Start of Block

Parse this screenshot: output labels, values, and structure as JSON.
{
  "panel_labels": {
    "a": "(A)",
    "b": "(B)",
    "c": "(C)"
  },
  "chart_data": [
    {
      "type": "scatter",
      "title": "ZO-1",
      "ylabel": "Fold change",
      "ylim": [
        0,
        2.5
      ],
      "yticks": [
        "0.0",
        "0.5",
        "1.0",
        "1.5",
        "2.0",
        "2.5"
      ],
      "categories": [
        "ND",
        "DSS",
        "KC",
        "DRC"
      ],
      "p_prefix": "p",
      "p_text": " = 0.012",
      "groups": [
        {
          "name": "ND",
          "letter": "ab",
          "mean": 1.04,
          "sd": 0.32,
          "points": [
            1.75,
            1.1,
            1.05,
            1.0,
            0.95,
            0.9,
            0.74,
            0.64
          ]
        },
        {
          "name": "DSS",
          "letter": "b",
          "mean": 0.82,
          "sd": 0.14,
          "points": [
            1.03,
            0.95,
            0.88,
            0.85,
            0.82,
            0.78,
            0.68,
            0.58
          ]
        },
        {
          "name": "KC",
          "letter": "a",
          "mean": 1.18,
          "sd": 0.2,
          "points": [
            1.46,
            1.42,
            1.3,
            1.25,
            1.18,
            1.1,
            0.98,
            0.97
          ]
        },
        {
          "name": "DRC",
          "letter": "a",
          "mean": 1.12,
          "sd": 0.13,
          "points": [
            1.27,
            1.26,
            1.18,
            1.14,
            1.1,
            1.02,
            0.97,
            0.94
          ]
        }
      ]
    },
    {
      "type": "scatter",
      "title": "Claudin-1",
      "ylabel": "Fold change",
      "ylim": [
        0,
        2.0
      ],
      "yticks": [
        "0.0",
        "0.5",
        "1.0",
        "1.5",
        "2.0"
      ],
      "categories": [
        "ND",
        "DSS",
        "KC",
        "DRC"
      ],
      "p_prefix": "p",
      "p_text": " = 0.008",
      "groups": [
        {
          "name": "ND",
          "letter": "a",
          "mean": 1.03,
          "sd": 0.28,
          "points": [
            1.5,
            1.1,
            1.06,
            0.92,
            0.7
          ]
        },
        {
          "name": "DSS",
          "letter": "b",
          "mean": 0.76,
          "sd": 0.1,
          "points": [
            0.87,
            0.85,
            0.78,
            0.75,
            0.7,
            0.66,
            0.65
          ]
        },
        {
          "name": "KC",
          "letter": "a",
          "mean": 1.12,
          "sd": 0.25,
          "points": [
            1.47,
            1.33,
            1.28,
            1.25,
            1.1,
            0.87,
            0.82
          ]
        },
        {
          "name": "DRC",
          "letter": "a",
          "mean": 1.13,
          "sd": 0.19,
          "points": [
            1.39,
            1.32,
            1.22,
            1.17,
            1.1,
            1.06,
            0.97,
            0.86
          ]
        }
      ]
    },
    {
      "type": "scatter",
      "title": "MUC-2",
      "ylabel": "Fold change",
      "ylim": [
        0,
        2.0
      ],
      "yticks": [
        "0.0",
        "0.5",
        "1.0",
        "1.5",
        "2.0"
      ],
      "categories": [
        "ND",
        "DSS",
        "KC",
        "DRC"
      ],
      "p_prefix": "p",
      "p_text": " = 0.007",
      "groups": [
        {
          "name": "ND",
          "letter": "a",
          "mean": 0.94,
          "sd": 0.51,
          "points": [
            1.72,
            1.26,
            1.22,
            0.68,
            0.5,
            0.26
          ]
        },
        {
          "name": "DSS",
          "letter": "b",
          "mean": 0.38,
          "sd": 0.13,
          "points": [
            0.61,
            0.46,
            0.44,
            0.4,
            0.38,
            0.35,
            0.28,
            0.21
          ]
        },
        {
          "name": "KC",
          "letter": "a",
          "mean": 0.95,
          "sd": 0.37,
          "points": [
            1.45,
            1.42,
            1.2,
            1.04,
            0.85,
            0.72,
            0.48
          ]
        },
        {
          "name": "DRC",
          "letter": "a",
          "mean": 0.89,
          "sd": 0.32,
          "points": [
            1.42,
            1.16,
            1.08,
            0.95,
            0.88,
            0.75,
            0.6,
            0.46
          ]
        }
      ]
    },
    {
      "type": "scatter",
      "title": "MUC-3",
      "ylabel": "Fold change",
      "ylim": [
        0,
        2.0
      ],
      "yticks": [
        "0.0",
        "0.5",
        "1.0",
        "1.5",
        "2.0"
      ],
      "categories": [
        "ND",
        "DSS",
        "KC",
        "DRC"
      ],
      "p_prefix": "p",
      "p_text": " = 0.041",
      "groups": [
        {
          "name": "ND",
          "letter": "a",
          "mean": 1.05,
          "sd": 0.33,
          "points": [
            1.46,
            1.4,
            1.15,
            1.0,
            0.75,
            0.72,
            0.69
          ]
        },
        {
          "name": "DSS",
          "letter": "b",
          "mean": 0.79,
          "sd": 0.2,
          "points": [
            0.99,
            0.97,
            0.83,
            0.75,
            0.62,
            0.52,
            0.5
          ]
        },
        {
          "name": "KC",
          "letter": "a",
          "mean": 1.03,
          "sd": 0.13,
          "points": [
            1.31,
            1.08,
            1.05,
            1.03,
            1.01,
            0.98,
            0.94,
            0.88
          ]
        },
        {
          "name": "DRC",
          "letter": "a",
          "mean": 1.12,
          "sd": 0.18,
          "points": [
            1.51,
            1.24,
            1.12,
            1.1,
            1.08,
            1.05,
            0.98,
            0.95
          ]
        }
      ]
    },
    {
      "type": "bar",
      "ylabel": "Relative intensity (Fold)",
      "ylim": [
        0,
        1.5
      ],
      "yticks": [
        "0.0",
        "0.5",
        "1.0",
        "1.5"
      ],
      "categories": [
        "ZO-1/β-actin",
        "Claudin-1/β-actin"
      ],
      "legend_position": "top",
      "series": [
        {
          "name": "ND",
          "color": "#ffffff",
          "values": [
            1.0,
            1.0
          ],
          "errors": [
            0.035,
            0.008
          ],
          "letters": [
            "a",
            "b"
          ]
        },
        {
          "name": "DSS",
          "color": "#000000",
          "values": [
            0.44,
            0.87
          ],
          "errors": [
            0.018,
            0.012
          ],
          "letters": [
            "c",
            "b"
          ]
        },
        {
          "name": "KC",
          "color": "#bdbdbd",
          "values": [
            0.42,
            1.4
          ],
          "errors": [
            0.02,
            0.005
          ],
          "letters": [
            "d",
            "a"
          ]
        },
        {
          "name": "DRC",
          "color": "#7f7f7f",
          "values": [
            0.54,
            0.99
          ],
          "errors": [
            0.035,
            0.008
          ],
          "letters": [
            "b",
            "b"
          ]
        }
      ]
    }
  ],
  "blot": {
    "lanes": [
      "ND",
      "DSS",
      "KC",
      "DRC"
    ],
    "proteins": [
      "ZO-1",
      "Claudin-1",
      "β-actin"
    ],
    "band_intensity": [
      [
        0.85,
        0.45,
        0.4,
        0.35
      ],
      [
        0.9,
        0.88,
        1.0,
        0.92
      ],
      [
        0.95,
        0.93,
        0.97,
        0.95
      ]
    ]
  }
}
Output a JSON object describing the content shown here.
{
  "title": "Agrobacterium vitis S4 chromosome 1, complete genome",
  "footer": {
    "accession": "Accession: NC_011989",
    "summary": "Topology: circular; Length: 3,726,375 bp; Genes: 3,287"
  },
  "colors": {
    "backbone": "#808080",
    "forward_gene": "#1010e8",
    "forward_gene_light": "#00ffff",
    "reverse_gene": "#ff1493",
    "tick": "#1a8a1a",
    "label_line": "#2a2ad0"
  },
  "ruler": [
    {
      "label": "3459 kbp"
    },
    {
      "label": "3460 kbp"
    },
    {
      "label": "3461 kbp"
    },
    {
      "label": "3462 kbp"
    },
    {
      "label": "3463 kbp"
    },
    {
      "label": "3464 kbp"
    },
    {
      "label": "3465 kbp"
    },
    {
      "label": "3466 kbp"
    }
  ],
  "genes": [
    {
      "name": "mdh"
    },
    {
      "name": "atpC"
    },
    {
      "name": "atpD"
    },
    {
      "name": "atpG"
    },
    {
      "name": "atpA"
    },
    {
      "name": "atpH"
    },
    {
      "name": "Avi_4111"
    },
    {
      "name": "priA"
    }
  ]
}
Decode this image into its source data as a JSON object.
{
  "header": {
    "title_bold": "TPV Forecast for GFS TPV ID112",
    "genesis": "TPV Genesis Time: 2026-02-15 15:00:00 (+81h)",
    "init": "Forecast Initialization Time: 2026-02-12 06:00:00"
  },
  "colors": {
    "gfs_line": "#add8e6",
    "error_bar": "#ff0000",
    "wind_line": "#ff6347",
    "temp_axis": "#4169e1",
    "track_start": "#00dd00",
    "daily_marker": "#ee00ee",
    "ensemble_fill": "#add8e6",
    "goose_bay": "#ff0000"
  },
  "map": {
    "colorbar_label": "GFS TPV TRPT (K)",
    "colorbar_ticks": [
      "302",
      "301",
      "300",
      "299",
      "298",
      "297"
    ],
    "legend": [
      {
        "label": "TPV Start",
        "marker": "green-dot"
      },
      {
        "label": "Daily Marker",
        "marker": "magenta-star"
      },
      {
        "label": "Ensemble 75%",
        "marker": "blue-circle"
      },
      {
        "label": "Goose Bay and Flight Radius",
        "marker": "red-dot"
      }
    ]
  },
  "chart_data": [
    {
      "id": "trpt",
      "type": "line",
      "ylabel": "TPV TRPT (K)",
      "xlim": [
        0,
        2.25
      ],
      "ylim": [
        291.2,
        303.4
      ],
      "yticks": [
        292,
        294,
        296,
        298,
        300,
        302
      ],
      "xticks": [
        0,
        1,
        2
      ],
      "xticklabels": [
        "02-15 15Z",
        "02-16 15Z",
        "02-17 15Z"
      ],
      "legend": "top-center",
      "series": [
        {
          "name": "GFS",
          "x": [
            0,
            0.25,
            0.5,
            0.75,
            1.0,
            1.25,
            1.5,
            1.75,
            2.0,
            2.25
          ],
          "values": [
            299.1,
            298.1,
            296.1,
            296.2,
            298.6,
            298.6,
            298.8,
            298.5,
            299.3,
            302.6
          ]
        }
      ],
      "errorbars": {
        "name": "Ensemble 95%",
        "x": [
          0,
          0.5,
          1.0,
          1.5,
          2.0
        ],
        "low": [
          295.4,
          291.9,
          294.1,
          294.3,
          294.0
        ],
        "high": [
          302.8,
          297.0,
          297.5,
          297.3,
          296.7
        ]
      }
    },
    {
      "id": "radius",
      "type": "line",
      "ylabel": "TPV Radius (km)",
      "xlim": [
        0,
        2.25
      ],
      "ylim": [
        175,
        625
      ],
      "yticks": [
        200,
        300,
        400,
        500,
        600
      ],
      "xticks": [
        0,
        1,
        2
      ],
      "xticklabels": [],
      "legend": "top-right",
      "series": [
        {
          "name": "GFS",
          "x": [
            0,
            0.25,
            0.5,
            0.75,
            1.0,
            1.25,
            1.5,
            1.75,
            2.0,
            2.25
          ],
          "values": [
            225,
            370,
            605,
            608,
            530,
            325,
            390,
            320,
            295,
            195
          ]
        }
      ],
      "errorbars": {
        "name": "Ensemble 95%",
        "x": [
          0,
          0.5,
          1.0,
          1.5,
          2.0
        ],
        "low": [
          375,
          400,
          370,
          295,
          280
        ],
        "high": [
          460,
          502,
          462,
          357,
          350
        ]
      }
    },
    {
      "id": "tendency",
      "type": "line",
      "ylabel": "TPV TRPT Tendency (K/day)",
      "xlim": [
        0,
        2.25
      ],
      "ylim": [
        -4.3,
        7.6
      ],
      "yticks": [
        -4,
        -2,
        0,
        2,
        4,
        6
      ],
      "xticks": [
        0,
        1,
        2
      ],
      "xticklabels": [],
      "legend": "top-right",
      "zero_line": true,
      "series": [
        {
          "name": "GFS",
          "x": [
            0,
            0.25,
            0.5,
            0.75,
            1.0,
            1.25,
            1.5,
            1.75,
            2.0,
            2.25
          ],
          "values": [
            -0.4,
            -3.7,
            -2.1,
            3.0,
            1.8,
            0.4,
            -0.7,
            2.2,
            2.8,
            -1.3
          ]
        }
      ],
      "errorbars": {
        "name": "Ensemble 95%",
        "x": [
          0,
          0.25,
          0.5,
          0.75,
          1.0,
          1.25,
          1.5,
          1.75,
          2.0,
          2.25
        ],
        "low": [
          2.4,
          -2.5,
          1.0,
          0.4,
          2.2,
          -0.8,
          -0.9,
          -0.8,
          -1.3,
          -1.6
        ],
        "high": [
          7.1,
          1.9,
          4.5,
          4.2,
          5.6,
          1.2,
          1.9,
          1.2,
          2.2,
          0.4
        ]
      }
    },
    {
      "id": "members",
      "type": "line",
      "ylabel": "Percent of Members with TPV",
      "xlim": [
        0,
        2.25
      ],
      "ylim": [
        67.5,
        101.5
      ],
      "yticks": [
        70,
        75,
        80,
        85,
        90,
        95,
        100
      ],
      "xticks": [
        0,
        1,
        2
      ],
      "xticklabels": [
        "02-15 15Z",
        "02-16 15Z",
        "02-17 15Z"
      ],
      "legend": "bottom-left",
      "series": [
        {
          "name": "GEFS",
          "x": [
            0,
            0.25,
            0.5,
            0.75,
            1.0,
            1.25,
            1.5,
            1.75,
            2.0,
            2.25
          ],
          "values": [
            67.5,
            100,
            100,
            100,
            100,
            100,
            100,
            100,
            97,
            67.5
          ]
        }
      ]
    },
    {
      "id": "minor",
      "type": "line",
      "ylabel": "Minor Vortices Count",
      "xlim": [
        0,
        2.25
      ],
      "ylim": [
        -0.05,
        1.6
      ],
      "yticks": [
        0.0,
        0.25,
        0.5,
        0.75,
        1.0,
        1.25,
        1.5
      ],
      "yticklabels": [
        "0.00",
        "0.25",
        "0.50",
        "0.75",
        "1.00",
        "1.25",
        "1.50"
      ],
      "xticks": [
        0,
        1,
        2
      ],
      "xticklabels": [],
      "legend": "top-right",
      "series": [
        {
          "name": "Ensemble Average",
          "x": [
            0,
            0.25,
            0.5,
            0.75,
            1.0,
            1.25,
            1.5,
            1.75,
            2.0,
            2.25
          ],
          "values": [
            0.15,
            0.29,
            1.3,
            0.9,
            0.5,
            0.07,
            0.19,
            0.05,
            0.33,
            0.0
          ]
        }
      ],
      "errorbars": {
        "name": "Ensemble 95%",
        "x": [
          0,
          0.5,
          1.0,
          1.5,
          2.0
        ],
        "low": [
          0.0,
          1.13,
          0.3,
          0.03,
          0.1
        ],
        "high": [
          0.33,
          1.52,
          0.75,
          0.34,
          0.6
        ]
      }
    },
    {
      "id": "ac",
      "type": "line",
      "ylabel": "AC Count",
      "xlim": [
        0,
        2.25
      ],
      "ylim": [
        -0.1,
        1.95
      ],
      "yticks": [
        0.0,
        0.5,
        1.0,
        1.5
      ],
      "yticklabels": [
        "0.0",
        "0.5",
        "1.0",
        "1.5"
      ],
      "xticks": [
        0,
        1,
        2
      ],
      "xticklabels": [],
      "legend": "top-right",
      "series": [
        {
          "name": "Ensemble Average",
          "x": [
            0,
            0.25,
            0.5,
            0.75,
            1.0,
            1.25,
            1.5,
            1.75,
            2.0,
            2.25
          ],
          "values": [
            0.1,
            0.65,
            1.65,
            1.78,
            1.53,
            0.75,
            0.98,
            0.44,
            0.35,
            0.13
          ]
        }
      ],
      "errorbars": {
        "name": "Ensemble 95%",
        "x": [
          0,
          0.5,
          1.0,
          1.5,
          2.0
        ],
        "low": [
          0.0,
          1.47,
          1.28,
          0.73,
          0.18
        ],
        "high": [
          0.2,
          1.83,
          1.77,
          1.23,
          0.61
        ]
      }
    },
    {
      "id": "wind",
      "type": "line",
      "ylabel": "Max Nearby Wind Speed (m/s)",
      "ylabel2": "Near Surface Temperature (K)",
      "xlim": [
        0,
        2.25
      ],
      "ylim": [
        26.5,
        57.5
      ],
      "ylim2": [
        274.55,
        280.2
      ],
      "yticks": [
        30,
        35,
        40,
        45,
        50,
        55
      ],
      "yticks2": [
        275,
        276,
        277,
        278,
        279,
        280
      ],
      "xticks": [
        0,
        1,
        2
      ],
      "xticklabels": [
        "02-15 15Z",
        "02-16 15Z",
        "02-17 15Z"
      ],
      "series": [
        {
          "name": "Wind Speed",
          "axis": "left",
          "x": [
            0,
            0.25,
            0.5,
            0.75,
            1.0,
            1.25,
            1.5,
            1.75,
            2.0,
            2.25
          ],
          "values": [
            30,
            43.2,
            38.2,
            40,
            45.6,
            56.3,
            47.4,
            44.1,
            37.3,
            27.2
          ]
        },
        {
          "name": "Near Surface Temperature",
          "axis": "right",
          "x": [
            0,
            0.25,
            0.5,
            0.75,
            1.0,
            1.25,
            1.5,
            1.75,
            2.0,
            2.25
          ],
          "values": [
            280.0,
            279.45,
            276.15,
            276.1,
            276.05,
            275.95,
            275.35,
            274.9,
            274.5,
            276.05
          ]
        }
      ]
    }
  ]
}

End of Block

**TASK TO COMPLETE:** Among the lines above, find the ones containing "Forecast" and copy them.

**EXERCISE RESULT:**
    "title_bold": "TPV Forecast for GFS TPV ID112",
    "init": "Forecast Initialization Time: 2026-02-12 06:00:00"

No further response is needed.